### DO THIS
Each line from the one that contains "Convert this document image to plain text." to the end of the material must be quoted exactly; include both end lines and nothing else.

### GIVEN RECORDS
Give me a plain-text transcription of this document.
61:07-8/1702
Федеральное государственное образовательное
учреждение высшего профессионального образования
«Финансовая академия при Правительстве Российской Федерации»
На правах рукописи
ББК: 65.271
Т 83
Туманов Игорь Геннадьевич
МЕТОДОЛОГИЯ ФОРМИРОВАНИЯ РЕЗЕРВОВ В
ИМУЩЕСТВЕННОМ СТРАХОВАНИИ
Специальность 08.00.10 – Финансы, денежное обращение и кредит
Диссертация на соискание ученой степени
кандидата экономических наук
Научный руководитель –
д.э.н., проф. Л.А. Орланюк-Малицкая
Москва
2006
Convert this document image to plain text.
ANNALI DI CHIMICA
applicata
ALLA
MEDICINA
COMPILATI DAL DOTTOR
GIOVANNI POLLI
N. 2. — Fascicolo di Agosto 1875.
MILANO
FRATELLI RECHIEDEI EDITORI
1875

### SOLUTION TO THE PROBLEM
Convert this document image to plain text.
ANNALI DI CHIMICA
applicata
ALLA
MEDICINA
COMPILATI DAL DOTTOR
GIOVANNI POLLI
N. 2. — Fascicolo di Agosto 1875.
MILANO
FRATELLI RECHIEDEI EDITORI
1875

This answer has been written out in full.